Stored records:
- - - -

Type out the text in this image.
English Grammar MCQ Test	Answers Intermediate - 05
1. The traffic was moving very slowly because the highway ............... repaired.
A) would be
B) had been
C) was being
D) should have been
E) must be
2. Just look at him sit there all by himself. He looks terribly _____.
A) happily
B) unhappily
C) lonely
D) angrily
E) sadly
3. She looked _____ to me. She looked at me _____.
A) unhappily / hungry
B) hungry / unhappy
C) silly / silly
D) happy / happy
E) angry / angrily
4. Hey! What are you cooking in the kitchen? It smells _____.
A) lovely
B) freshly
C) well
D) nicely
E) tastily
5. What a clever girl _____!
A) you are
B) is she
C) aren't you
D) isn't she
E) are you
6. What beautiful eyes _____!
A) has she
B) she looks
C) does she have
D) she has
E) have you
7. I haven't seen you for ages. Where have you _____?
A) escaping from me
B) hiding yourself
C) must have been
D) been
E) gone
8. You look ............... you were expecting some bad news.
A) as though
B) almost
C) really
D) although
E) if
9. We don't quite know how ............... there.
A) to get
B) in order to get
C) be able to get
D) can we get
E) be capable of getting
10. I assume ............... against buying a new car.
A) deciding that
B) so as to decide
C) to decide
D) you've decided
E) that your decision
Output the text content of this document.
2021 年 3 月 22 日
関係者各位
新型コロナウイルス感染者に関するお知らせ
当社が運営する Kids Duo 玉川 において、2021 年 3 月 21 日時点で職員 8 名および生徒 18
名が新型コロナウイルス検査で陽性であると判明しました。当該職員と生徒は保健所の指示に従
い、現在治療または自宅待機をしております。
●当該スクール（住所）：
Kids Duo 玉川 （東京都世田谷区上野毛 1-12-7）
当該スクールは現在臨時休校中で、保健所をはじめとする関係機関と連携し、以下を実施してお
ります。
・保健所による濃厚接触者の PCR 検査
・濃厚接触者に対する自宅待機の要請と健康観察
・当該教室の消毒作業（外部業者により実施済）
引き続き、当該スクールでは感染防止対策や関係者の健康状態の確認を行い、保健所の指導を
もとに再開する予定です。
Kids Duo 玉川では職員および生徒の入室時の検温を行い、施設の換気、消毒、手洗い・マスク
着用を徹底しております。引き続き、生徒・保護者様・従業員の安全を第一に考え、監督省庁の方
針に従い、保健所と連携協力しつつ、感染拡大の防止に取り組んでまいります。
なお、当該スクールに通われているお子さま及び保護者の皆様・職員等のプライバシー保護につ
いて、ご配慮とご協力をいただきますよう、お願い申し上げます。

- - - -

EXERCISE GOAL: Repeat, without changes, every line from the one that contains "Output the text content of this document." through the final line of the data.

FULL OUTPUT:
Output the text content of this document.
2021 年 3 月 22 日
関係者各位
新型コロナウイルス感染者に関するお知らせ
当社が運営する Kids Duo 玉川 において、2021 年 3 月 21 日時点で職員 8 名および生徒 18
名が新型コロナウイルス検査で陽性であると判明しました。当該職員と生徒は保健所の指示に従
い、現在治療または自宅待機をしております。
●当該スクール（住所）：
Kids Duo 玉川 （東京都世田谷区上野毛 1-12-7）
当該スクールは現在臨時休校中で、保健所をはじめとする関係機関と連携し、以下を実施してお
ります。
・保健所による濃厚接触者の PCR 検査
・濃厚接触者に対する自宅待機の要請と健康観察
・当該教室の消毒作業（外部業者により実施済）
引き続き、当該スクールでは感染防止対策や関係者の健康状態の確認を行い、保健所の指導を
もとに再開する予定です。
Kids Duo 玉川では職員および生徒の入室時の検温を行い、施設の換気、消毒、手洗い・マスク
着用を徹底しております。引き続き、生徒・保護者様・従業員の安全を第一に考え、監督省庁の方
針に従い、保健所と連携協力しつつ、感染拡大の防止に取り組んでまいります。
なお、当該スクールに通われているお子さま及び保護者の皆様・職員等のプライバシー保護につ
いて、ご配慮とご協力をいただきますよう、お願い申し上げます。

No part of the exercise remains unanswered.